# [TASK TO COMPLETE]
Exact repetition is required: output every record in full.

# [PROVIDED INFORMATION]

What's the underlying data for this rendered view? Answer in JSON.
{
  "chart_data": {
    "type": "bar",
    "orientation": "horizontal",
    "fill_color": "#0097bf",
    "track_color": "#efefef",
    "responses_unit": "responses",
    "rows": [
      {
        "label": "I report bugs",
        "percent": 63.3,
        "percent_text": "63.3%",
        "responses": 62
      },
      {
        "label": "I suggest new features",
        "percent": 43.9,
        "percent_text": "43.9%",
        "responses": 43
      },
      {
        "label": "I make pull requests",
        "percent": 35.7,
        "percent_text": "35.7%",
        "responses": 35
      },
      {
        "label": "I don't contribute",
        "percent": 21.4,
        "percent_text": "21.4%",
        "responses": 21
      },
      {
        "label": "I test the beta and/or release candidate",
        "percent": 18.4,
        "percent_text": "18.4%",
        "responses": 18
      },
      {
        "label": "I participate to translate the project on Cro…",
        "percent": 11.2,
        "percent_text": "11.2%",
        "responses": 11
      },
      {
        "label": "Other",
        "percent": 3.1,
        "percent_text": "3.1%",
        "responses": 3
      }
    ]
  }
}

# [THE SOLUTION]
What's the underlying data for this rendered view? Answer in JSON.
{
  "chart_data": {
    "type": "bar",
    "orientation": "horizontal",
    "fill_color": "#0097bf",
    "track_color": "#efefef",
    "responses_unit": "responses",
    "rows": [
      {
        "label": "I report bugs",
        "percent": 63.3,
        "percent_text": "63.3%",
        "responses": 62
      },
      {
        "label": "I suggest new features",
        "percent": 43.9,
        "percent_text": "43.9%",
        "responses": 43
      },
      {
        "label": "I make pull requests",
        "percent": 35.7,
        "percent_text": "35.7%",
        "responses": 35
      },
      {
        "label": "I don't contribute",
        "percent": 21.4,
        "percent_text": "21.4%",
        "responses": 21
      },
      {
        "label": "I test the beta and/or release candidate",
        "percent": 18.4,
        "percent_text": "18.4%",
        "responses": 18
      },
      {
        "label": "I participate to translate the project on Cro…",
        "percent": 11.2,
        "percent_text": "11.2%",
        "responses": 11
      },
      {
        "label": "Other",
        "percent": 3.1,
        "percent_text": "3.1%",
        "responses": 3
      }
    ]
  }
}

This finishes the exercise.